→ Required task: Repeat the whole listing exactly as written.
+++ Raw records +++
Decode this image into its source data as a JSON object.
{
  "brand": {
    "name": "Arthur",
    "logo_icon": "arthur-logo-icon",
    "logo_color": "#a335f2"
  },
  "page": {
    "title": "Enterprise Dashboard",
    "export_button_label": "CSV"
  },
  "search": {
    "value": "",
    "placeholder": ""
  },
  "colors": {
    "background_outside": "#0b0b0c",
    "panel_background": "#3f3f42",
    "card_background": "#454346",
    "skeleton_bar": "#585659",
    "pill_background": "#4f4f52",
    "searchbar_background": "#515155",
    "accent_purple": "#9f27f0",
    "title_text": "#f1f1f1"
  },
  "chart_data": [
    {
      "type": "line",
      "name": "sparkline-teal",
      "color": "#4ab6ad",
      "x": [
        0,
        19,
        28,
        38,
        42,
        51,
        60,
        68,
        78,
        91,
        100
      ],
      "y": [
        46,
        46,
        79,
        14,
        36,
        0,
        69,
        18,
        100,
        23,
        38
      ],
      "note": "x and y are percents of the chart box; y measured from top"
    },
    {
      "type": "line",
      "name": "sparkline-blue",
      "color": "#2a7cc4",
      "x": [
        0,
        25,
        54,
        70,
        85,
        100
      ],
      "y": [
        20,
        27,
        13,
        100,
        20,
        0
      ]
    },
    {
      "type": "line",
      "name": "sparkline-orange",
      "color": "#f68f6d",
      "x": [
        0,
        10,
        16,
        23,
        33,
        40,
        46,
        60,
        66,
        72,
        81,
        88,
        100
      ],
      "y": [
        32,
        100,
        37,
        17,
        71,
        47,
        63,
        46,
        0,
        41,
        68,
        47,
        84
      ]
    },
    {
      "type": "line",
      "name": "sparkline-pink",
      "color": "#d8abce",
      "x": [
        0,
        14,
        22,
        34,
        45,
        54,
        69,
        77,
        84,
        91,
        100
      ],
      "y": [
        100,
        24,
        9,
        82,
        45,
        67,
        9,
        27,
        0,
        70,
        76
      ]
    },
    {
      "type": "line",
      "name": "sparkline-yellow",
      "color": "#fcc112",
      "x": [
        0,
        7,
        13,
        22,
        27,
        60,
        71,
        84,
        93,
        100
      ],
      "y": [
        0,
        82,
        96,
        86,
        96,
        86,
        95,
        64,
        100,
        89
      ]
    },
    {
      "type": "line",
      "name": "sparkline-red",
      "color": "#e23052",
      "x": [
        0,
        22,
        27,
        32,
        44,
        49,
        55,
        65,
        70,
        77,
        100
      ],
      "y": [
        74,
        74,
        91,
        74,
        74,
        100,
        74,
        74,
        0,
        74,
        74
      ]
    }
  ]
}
+++
→ Result:
Decode this image into its source data as a JSON object.
{
  "brand": {
    "name": "Arthur",
    "logo_icon": "arthur-logo-icon",
    "logo_color": "#a335f2"
  },
  "page": {
    "title": "Enterprise Dashboard",
    "export_button_label": "CSV"
  },
  "search": {
    "value": "",
    "placeholder": ""
  },
  "colors": {
    "background_outside": "#0b0b0c",
    "panel_background": "#3f3f42",
    "card_background": "#454346",
    "skeleton_bar": "#585659",
    "pill_background": "#4f4f52",
    "searchbar_background": "#515155",
    "accent_purple": "#9f27f0",
    "title_text": "#f1f1f1"
  },
  "chart_data": [
    {
      "type": "line",
      "name": "sparkline-teal",
      "color": "#4ab6ad",
      "x": [
        0,
        19,
        28,
        38,
        42,
        51,
        60,
        68,
        78,
        91,
        100
      ],
      "y": [
        46,
        46,
        79,
        14,
        36,
        0,
        69,
        18,
        100,
        23,
        38
      ],
      "note": "x and y are percents of the chart box; y measured from top"
    },
    {
      "type": "line",
      "name": "sparkline-blue",
      "color": "#2a7cc4",
      "x": [
        0,
        25,
        54,
        70,
        85,
        100
      ],
      "y": [
        20,
        27,
        13,
        100,
        20,
        0
      ]
    },
    {
      "type": "line",
      "name": "sparkline-orange",
      "color": "#f68f6d",
      "x": [
        0,
        10,
        16,
        23,
        33,
        40,
        46,
        60,
        66,
        72,
        81,
        88,
        100
      ],
      "y": [
        32,
        100,
        37,
        17,
        71,
        47,
        63,
        46,
        0,
        41,
        68,
        47,
        84
      ]
    },
    {
      "type": "line",
      "name": "sparkline-pink",
      "color": "#d8abce",
      "x": [
        0,
        14,
        22,
        34,
        45,
        54,
        69,
        77,
        84,
        91,
        100
      ],
      "y": [
        100,
        24,
        9,
        82,
        45,
        67,
        9,
        27,
        0,
        70,
        76
      ]
    },
    {
      "type": "line",
      "name": "sparkline-yellow",
      "color": "#fcc112",
      "x": [
        0,
        7,
        13,
        22,
        27,
        60,
        71,
        84,
        93,
        100
      ],
      "y": [
        0,
        82,
        96,
        86,
        96,
        86,
        95,
        64,
        100,
        89
      ]
    },
    {
      "type": "line",
      "name": "sparkline-red",
      "color": "#e23052",
      "x": [
        0,
        22,
        27,
        32,
        44,
        49,
        55,
        65,
        70,
        77,
        100
      ],
      "y": [
        74,
        74,
        91,
        74,
        74,
        100,
        74,
        74,
        0,
        74,
        74
      ]
    }
  ]
}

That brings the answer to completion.